** begin **

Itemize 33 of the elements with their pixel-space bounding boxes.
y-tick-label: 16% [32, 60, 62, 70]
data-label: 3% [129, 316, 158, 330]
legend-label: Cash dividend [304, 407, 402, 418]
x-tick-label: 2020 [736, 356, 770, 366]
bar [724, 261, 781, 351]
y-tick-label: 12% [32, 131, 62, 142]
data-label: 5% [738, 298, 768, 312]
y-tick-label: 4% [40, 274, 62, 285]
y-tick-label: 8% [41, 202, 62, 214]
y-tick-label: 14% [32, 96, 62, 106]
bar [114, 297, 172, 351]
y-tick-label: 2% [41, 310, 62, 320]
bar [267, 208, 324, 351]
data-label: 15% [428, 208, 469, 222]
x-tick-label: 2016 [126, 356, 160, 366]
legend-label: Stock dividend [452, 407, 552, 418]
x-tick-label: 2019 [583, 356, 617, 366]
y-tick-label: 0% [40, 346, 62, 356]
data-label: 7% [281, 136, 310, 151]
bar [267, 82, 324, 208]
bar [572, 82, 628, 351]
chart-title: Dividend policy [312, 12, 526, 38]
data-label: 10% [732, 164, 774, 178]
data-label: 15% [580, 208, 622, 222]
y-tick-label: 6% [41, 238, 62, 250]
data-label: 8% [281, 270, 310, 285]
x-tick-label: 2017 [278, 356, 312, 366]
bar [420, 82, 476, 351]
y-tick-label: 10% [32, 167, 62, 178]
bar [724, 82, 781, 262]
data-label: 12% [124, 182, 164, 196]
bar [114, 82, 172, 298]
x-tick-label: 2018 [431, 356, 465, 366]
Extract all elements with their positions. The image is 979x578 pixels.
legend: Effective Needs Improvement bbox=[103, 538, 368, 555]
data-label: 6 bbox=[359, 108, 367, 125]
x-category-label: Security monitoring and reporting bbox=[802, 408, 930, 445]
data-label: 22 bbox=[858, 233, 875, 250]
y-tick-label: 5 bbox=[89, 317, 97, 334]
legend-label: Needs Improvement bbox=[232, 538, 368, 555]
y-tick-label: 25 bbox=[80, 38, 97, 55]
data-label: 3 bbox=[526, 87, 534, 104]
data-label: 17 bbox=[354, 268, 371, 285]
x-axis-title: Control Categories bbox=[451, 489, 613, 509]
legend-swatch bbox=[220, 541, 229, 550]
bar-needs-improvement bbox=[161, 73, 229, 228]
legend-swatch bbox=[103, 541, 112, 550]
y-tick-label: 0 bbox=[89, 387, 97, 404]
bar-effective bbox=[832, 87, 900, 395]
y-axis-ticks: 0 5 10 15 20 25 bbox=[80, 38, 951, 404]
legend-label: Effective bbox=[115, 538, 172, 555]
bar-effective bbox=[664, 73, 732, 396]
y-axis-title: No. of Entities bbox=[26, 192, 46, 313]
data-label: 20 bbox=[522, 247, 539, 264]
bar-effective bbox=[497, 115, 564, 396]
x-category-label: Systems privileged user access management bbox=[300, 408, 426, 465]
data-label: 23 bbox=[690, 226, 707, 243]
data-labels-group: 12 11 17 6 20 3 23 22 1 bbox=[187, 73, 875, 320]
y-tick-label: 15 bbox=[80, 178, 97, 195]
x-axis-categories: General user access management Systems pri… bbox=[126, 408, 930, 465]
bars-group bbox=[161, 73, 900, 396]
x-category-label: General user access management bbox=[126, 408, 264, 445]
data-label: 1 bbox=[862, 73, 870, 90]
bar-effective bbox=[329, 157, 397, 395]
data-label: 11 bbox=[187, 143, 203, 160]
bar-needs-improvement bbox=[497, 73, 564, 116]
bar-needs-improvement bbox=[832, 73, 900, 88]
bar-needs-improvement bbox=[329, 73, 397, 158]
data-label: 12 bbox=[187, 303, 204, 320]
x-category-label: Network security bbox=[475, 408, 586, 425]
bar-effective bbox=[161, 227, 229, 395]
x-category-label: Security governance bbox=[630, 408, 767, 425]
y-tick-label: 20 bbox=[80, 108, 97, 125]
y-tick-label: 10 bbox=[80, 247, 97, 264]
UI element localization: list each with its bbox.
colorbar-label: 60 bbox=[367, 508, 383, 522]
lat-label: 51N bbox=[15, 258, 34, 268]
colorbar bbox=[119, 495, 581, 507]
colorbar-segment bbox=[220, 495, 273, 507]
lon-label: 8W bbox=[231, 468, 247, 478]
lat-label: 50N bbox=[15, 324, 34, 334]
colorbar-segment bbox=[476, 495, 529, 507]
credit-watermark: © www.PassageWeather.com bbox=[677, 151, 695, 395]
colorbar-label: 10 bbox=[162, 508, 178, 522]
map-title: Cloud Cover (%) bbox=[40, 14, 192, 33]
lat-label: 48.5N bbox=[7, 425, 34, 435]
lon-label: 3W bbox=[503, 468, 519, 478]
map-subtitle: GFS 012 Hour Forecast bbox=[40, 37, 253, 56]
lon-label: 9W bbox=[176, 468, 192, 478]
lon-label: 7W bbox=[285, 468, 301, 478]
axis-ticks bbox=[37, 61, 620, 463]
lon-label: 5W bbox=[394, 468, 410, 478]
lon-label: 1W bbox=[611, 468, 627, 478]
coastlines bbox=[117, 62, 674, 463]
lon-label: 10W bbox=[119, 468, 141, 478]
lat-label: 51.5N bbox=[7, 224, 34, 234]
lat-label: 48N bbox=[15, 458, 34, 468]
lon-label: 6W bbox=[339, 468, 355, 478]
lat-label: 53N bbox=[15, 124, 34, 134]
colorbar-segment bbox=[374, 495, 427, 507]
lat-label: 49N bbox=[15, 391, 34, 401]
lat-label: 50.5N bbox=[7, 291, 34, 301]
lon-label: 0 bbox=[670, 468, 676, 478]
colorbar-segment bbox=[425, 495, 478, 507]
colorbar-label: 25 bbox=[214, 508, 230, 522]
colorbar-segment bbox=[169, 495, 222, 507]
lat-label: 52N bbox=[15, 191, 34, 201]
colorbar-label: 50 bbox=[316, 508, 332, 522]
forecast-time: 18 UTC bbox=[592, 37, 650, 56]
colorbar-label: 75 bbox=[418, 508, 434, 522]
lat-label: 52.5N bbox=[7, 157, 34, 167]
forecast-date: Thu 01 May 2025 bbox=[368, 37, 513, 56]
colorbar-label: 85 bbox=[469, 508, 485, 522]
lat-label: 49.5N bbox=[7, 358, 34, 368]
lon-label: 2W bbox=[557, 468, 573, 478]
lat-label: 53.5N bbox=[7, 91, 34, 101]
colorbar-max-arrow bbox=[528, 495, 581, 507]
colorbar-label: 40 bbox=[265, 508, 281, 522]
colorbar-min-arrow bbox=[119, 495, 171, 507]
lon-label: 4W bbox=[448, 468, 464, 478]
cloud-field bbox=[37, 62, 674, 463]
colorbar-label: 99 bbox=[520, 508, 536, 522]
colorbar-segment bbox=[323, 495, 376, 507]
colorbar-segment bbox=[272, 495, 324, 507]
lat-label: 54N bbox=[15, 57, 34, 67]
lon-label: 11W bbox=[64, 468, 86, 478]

** end **

> **What you have to do**
Format all of the material above as a Markdown table with the columns "Row" and "Line." Number each non-blank line in order and omit blank lines.

> **Reply to the exercise**
| Row | Line |
|---|---|
| 1 | Itemize 33 of the elements with their pixel-space bounding boxes. |
| 2 | y-tick-label: 16% [32, 60, 62, 70] |
| 3 | data-label: 3% [129, 316, 158, 330] |
| 4 | legend-label: Cash dividend [304, 407, 402, 418] |
| 5 | x-tick-label: 2020 [736, 356, 770, 366] |
| 6 | bar [724, 261, 781, 351] |
| 7 | y-tick-label: 12% [32, 131, 62, 142] |
| 8 | data-label: 5% [738, 298, 768, 312] |
| 9 | y-tick-label: 4% [40, 274, 62, 285] |
| 10 | y-tick-label: 8% [41, 202, 62, 214] |
| 11 | y-tick-label: 14% [32, 96, 62, 106] |
| 12 | bar [114, 297, 172, 351] |
| 13 | y-tick-label: 2% [41, 310, 62, 320] |
| 14 | bar [267, 208, 324, 351] |
| 15 | data-label: 15% [428, 208, 469, 222] |
| 16 | x-tick-label: 2016 [126, 356, 160, 366] |
| 17 | legend-label: Stock dividend [452, 407, 552, 418] |
| 18 | x-tick-label: 2019 [583, 356, 617, 366] |
| 19 | y-tick-label: 0% [40, 346, 62, 356] |
| 20 | data-label: 7% [281, 136, 310, 151] |
| 21 | bar [267, 82, 324, 208] |
| 22 | bar [572, 82, 628, 351] |
| 23 | chart-title: Dividend policy [312, 12, 526, 38] |
| 24 | data-label: 10% [732, 164, 774, 178] |
| 25 | data-label: 15% [580, 208, 622, 222] |
| 26 | y-tick-label: 6% [41, 238, 62, 250] |
| 27 | data-label: 8% [281, 270, 310, 285] |
| 28 | x-tick-label: 2017 [278, 356, 312, 366] |
| 29 | bar [420, 82, 476, 351] |
| 30 | y-tick-label: 10% [32, 167, 62, 178] |
| 31 | bar [724, 82, 781, 262] |
| 32 | data-label: 12% [124, 182, 164, 196] |
| 33 | bar [114, 82, 172, 298] |
| 34 | x-tick-label: 2018 [431, 356, 465, 366] |
| 35 | Extract all elements with their positions. The image is 979x578 pixels. |
| 36 | legend: Effective Needs Improvement bbox=[103, 538, 368, 555] |
| 37 | data-label: 6 bbox=[359, 108, 367, 125] |
| 38 | x-category-label: Security monitoring and reporting bbox=[802, 408, 930, 445] |
| 39 | data-label: 22 bbox=[858, 233, 875, 250] |
| 40 | y-tick-label: 5 bbox=[89, 317, 97, 334] |
| 41 | legend-label: Needs Improvement bbox=[232, 538, 368, 555] |
| 42 | y-tick-label: 25 bbox=[80, 38, 97, 55] |
| 43 | data-label: 3 bbox=[526, 87, 534, 104] |
| 44 | data-label: 17 bbox=[354, 268, 371, 285] |
| 45 | x-axis-title: Control Categories bbox=[451, 489, 613, 509] |
| 46 | legend-swatch bbox=[220, 541, 229, 550] |
| 47 | bar-needs-improvement bbox=[161, 73, 229, 228] |
| 48 | legend-swatch bbox=[103, 541, 112, 550] |
| 49 | y-tick-label: 0 bbox=[89, 387, 97, 404] |
| 50 | bar-effective bbox=[832, 87, 900, 395] |
| 51 | y-axis-ticks: 0 5 10 15 20 25 bbox=[80, 38, 951, 404] |
| 52 | legend-label: Effective bbox=[115, 538, 172, 555] |
| 53 | bar-effective bbox=[664, 73, 732, 396] |
| 54 | y-axis-title: No. of Entities bbox=[26, 192, 46, 313] |
| 55 | data-label: 20 bbox=[522, 247, 539, 264] |
| 56 | bar-effective bbox=[497, 115, 564, 396] |
| 57 | x-category-label: Systems privileged user access management bbox=[300, 408, 426, 465] |
| 58 | data-label: 23 bbox=[690, 226, 707, 243] |
| 59 | data-labels-group: 12 11 17 6 20 3 23 22 1 bbox=[187, 73, 875, 320] |
| 60 | y-tick-label: 15 bbox=[80, 178, 97, 195] |
| 61 | x-axis-categories: General user access management Systems pri… bbox=[126, 408, 930, 465] |
| 62 | bars-group bbox=[161, 73, 900, 396] |
| 63 | x-category-label: General user access management bbox=[126, 408, 264, 445] |
| 64 | data-label: 1 bbox=[862, 73, 870, 90] |
| 65 | bar-effective bbox=[329, 157, 397, 395] |
| 66 | data-label: 11 bbox=[187, 143, 203, 160] |
| 67 | bar-needs-improvement bbox=[497, 73, 564, 116] |
| 68 | bar-needs-improvement bbox=[832, 73, 900, 88] |
| 69 | bar-needs-improvement bbox=[329, 73, 397, 158] |
| 70 | data-label: 12 bbox=[187, 303, 204, 320] |
| 71 | x-category-label: Network security bbox=[475, 408, 586, 425] |
| 72 | bar-effective bbox=[161, 227, 229, 395] |
| 73 | x-category-label: Security governance bbox=[630, 408, 767, 425] |
| 74 | y-tick-label: 20 bbox=[80, 108, 97, 125] |
| 75 | y-tick-label: 10 bbox=[80, 247, 97, 264] |
| 76 | UI element localization: list each with its bbox. |
| 77 | colorbar-label: 60 bbox=[367, 508, 383, 522] |
| 78 | lat-label: 51N bbox=[15, 258, 34, 268] |
| 79 | colorbar bbox=[119, 495, 581, 507] |
| 80 | colorbar-segment bbox=[220, 495, 273, 507] |
| 81 | lon-label: 8W bbox=[231, 468, 247, 478] |
| 82 | lat-label: 50N bbox=[15, 324, 34, 334] |
| 83 | colorbar-segment bbox=[476, 495, 529, 507] |
| 84 | credit-watermark: © www.PassageWeather.com bbox=[677, 151, 695, 395] |
| 85 | colorbar-label: 10 bbox=[162, 508, 178, 522] |
| 86 | map-title: Cloud Cover (%) bbox=[40, 14, 192, 33] |
| 87 | lat-label: 48.5N bbox=[7, 425, 34, 435] |
| 88 | lon-label: 3W bbox=[503, 468, 519, 478] |
| 89 | map-subtitle: GFS 012 Hour Forecast bbox=[40, 37, 253, 56] |
| 90 | lon-label: 9W bbox=[176, 468, 192, 478] |
| 91 | lon-label: 7W bbox=[285, 468, 301, 478] |
| 92 | axis-ticks bbox=[37, 61, 620, 463] |
| 93 | lon-label: 5W bbox=[394, 468, 410, 478] |
| 94 | lon-label: 1W bbox=[611, 468, 627, 478] |
| 95 | coastlines bbox=[117, 62, 674, 463] |
| 96 | lon-label: 10W bbox=[119, 468, 141, 478] |
| 97 | lat-label: 51.5N bbox=[7, 224, 34, 234] |
| 98 | lat-label: 48N bbox=[15, 458, 34, 468] |
| 99 | lon-label: 6W bbox=[339, 468, 355, 478] |
| 100 | lat-label: 53N bbox=[15, 124, 34, 134] |
| 101 | colorbar-segment bbox=[374, 495, 427, 507] |
| 102 | lat-label: 49N bbox=[15, 391, 34, 401] |
| 103 | lat-label: 50.5N bbox=[7, 291, 34, 301] |
| 104 | lon-label: 0 bbox=[670, 468, 676, 478] |
| 105 | colorbar-segment bbox=[425, 495, 478, 507] |
| 106 | colorbar-label: 25 bbox=[214, 508, 230, 522] |
| 107 | colorbar-segment bbox=[169, 495, 222, 507] |
| 108 | lat-label: 52N bbox=[15, 191, 34, 201] |
| 109 | colorbar-label: 50 bbox=[316, 508, 332, 522] |
| 110 | forecast-time: 18 UTC bbox=[592, 37, 650, 56] |
| 111 | colorbar-label: 75 bbox=[418, 508, 434, 522] |
| 112 | lat-label: 52.5N bbox=[7, 157, 34, 167] |
| 113 | forecast-date: Thu 01 May 2025 bbox=[368, 37, 513, 56] |
| 114 | colorbar-label: 85 bbox=[469, 508, 485, 522] |
| 115 | lat-label: 49.5N bbox=[7, 358, 34, 368] |
| 116 | lon-label: 2W bbox=[557, 468, 573, 478] |
| 117 | lat-label: 53.5N bbox=[7, 91, 34, 101] |
| 118 | colorbar-max-arrow bbox=[528, 495, 581, 507] |
| 119 | colorbar-label: 40 bbox=[265, 508, 281, 522] |
| 120 | colorbar-min-arrow bbox=[119, 495, 171, 507] |
| 121 | lon-label: 4W bbox=[448, 468, 464, 478] |
| 122 | cloud-field bbox=[37, 62, 674, 463] |
| 123 | colorbar-label: 99 bbox=[520, 508, 536, 522] |
| 124 | colorbar-segment bbox=[323, 495, 376, 507] |
| 125 | colorbar-segment bbox=[272, 495, 324, 507] |
| 126 | lat-label: 54N bbox=[15, 57, 34, 67] |
| 127 | lon-label: 11W bbox=[64, 468, 86, 478] |